[START OF Selected text]

Most of the system and it's process environments are being <u>simulated</u> on a large conventional system (MU5) [6]. A number of 'typical' processing-elements have been constructed and are currently being commissioned. These are connected to MU5 and represent the <u>real</u> part of the system.

## Data-flow

The Data-flow model of computation was originally developed by Karp and Miller at IBM's Thomas J. Watson Research Centre [8] and subsequently expanded by Adams to include conditional evaluation [2].

Data-flow uses a finite directed-graph to describe a computation. The edges or <u>arcs</u> of the graph are queues of data directed from one <u>node</u> to another. The nodes represent functions which map input data onto output data.

Data flows down the arcs as packets or tokens, each node requiring a specific number of tokens to trigger the node-function's evaluation. The evaluation or firing consumes tokens from the input arcs and places result tokens on the output arcs. The number of nodes eligible for firing at any instant depends only on the availability of data.

The models of Karp and Miller, and Adams have the property of <u>determinacy</u>: it does not matter in what order eligible nodes fire or how long the node-functions take to be evaluated; the result of the computation is always the same. This makes Data-flow well suited to a system of loosely coupled processing elements.



Fig. 1. Firing Example

## A Control Example

Data-flow computations may be expressed in a graphical form which closely resembles the traditional block diagrams of control engineering. As with a block diagram, the overall data-flow graph may be decomposed into more manageable sub-graphs; this process is continued until some desired level of functional complexity is reached. Eventually the decomposition process will lead to sub-graphs which are the node-functions recognised by the computing system.

As an example, which may occur some way down the overall decomposition process, we take the case of a PID compensator [10] imbedded in a single-loop controller.



Fig. 2. Digital-FID based Controller

The PID block can be decomposed into sub-blocks for the proportional, integral and derivative components of the compensator.



Derivative

Fig. 3. Block Diagram Decomposition

Similarly the PID data-flow graph can be decomposed into sub-graphs.



Fig. 4. Data-flow Decomposition

In this case, placing an initial token on an arc has the effect of delaying subsequent tokens on that arc by T. In general, initial tokens placed on arcs give the state of the graph at t $\pm 0$  and as such represent an encapsulated history of the graph's evaluation. The assumption in this case is that the compensator input has been zero for all kT, k $\leq 0$ .

## Communications in Data-flow

All the information needed to transmit a token from one node to another is contained in the data-flow graph. Graphs are held in the computing system as node-descriptions. The node-descriptions hold, along with other information, the graph connectivity in the form of destinations. Each destination specifies the input-point and name of a successor node to which result tokens should be sent.



Fig. 5. Input-Points

In this system the graph is partitioned and the partitions allocated statically to processing-elements; the node name is sub-divided into the name of the processing-element and the name of the node within that element. The partitions will to a large degree follow the natural structure of the control task.

[END OF Selected text]

→ What this exercise asks
**A.** In the data-flow text, do these statements agree with it? Answer yes or no for each, quoting the words that decide it. (i) Adams extended the model to cover conditional evaluation. (ii) How many nodes may fire at a given moment depends on how long the node-functions take. (iii) The graph partitions are assigned to processing-elements dynamically.
**B.** Rewrite the data-flow text from "Data-flow uses a" to "coupled processing elements.", putting "links" wherever "arcs" appears.
You won't need the lines after the text.

[START OF Data excerpt]

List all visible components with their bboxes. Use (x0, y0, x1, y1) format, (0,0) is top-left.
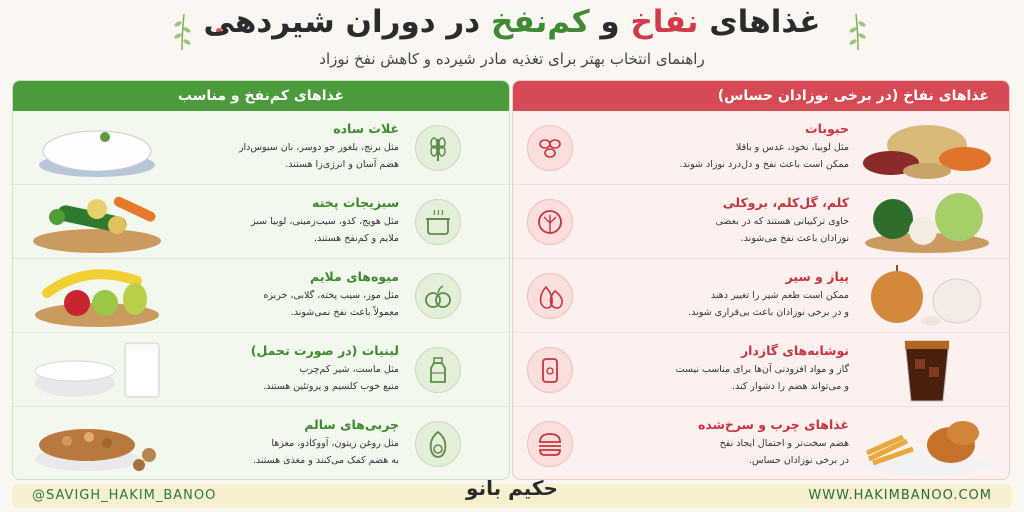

[END OF Data excerpt]

→ The responses
**A.**
(i) Yes: "subsequently expanded by Adams to include conditional evaluation"
(ii) No: "The number of nodes eligible for firing at any instant depends only on the availability of data."
(iii) No: "the partitions allocated statically to processing-elements"

**B.**
Data-flow uses a finite directed-graph to describe a computation. The edges or <u>links</u> of the graph are queues of data directed from one <u>node</u> to another. The nodes represent functions which map input data onto output data.

Data flows down the links as packets or tokens, each node requiring a specific number of tokens to trigger the node-function's evaluation. The evaluation or firing consumes tokens from the input links and places result tokens on the output links. The number of nodes eligible for firing at any instant depends only on the availability of data.

The models of Karp and Miller, and Adams have the property of <u>determinacy</u>: it does not matter in what order eligible nodes fire or how long the node-functions take to be evaluated; the result of the computation is always the same. This makes Data-flow well suited to a system of loosely coupled processing elements.